--- begin ---
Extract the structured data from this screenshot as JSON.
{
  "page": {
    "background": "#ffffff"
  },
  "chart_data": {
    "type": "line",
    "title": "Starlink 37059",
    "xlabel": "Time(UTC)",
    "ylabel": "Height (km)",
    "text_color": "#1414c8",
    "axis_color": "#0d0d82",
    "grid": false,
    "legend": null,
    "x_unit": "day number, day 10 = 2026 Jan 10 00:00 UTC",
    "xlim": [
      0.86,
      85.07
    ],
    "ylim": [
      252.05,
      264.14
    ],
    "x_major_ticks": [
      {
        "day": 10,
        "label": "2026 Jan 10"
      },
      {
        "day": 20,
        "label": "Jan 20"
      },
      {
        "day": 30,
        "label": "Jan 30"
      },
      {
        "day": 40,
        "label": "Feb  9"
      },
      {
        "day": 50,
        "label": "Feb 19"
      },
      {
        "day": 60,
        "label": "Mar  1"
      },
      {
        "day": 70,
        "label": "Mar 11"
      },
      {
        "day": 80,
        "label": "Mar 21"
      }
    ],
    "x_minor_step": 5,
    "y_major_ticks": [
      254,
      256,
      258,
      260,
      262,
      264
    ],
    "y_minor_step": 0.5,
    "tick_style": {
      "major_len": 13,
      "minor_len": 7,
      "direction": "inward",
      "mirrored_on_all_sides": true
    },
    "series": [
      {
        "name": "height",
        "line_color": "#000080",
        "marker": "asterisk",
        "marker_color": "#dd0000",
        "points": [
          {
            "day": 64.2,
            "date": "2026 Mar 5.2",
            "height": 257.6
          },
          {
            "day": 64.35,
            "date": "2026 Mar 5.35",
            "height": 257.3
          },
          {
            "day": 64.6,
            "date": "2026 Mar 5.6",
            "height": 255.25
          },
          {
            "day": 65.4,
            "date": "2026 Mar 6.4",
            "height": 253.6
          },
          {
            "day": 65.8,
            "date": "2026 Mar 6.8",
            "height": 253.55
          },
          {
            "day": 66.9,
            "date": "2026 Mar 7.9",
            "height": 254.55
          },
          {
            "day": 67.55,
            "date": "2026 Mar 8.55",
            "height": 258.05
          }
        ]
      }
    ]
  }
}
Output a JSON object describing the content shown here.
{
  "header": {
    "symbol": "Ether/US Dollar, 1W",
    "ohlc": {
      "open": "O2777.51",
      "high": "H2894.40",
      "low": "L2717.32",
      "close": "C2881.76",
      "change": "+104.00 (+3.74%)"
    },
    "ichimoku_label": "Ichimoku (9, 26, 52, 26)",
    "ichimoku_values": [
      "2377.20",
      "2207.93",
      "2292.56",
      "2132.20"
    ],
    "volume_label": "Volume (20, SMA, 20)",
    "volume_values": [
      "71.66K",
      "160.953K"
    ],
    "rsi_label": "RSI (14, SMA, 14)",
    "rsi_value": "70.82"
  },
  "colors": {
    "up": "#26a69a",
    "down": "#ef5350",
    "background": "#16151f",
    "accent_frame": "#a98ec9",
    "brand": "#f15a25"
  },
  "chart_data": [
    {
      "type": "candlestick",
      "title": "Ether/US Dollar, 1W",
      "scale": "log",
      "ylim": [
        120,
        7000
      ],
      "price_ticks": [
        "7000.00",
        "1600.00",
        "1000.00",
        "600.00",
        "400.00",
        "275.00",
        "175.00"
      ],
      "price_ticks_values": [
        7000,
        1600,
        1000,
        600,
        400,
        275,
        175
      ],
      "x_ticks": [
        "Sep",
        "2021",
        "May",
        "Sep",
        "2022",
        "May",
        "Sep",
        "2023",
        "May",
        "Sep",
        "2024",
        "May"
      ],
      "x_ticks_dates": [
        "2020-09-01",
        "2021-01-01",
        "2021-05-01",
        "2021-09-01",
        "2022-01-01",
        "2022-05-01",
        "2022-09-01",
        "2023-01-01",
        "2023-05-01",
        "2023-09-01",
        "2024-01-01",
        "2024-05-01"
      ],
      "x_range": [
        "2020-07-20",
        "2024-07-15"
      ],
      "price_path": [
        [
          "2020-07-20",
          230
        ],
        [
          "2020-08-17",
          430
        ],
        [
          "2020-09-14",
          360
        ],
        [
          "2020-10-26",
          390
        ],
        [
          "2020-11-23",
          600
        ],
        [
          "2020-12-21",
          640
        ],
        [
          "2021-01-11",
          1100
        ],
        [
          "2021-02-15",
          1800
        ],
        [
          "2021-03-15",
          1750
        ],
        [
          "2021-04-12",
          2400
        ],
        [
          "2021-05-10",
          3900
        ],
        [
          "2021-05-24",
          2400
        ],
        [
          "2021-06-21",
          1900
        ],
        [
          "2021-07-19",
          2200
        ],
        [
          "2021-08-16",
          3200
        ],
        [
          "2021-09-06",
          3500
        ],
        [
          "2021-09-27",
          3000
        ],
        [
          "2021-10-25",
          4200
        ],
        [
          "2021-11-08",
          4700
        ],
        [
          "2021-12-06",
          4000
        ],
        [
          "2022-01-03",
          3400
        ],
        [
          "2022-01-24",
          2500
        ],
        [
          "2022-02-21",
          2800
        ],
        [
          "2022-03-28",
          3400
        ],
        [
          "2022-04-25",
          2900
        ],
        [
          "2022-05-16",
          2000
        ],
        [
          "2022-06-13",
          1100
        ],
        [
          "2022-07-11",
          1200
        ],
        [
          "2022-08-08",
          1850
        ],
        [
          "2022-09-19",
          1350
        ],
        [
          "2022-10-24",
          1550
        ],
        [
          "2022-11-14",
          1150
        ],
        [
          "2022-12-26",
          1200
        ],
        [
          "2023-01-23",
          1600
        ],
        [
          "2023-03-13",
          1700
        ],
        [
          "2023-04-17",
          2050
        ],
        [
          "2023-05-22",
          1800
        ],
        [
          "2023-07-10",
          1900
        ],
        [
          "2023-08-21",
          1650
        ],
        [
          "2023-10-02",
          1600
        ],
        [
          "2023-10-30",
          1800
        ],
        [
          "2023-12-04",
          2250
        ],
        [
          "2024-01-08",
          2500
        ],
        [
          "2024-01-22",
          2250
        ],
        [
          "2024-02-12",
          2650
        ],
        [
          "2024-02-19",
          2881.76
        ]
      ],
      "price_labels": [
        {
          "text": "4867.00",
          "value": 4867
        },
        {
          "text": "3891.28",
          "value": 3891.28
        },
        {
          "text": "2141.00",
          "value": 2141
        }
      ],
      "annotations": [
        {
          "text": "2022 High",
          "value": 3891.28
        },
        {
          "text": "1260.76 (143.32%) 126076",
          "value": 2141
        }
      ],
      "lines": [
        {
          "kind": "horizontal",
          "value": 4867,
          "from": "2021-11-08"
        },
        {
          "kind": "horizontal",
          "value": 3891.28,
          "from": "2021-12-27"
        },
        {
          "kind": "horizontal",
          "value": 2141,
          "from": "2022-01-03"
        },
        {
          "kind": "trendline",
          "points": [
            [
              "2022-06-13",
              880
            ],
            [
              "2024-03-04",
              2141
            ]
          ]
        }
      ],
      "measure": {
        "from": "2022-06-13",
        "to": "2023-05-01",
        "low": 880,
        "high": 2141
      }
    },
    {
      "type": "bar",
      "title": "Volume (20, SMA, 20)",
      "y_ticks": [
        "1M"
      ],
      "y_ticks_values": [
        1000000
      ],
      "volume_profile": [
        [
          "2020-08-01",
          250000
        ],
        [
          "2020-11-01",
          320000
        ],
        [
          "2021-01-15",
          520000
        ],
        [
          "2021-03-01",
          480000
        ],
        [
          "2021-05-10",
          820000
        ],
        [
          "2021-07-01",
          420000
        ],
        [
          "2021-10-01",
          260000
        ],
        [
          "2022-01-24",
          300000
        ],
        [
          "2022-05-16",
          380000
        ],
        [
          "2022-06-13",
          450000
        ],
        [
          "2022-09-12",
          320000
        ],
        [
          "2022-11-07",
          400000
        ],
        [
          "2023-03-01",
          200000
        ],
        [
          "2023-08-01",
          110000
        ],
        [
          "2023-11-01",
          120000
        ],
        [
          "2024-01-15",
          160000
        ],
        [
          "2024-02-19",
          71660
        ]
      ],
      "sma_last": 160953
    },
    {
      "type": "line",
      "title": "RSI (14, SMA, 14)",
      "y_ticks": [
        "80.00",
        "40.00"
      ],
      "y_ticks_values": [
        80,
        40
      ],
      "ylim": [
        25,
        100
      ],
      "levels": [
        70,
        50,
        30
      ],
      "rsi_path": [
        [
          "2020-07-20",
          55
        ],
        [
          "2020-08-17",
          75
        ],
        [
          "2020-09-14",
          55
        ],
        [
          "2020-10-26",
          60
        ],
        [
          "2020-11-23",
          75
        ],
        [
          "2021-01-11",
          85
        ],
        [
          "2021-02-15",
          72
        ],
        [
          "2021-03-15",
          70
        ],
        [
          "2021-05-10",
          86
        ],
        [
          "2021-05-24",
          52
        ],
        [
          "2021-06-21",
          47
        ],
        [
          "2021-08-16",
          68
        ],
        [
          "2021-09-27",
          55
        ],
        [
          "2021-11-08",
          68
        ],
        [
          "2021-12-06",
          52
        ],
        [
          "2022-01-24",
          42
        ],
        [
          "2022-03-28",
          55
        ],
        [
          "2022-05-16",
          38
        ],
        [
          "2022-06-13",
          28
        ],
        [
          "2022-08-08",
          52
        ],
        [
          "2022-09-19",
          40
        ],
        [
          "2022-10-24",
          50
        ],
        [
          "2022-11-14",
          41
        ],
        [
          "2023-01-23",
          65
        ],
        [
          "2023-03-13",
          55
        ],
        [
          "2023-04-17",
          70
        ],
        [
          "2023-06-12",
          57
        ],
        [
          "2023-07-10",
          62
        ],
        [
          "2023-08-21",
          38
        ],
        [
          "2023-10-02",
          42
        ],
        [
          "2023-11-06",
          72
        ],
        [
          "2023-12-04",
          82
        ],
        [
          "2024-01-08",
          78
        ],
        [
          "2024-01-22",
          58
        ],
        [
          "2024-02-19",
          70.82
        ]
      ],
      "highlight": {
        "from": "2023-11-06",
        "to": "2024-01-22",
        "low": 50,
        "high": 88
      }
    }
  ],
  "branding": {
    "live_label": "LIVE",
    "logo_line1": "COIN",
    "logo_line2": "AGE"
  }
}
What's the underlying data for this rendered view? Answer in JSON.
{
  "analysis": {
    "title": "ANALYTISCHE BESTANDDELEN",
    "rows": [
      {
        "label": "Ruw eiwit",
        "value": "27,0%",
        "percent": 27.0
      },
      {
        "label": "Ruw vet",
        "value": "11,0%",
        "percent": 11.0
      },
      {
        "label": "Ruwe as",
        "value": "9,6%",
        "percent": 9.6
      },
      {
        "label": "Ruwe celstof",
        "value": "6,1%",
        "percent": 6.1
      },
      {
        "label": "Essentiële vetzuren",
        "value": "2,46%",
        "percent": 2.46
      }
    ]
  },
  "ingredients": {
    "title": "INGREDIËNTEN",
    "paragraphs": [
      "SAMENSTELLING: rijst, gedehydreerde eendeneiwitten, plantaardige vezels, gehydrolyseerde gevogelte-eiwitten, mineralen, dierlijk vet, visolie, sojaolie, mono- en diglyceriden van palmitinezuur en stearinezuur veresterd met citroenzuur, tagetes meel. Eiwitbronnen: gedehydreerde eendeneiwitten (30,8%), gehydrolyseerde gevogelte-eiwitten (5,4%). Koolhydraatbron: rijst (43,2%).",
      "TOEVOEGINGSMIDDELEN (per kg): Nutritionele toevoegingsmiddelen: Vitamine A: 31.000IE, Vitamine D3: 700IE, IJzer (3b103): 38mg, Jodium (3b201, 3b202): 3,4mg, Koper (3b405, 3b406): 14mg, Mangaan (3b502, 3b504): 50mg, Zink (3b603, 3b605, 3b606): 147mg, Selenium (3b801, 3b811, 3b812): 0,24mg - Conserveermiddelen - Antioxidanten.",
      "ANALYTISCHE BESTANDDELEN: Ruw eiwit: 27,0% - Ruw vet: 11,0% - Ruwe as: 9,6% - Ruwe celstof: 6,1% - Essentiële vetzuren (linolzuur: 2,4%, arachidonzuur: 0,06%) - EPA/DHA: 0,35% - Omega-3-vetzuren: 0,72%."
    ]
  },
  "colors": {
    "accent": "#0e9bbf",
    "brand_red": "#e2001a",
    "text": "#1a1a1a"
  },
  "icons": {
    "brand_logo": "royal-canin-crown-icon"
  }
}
--- end ---
_JOB_. Lines containing the string "type" are to be selected and copied.

_EXPECTED OUTPUT_.
    "type": "line",
      "type": "candlestick",
      "type": "bar",
      "type": "line",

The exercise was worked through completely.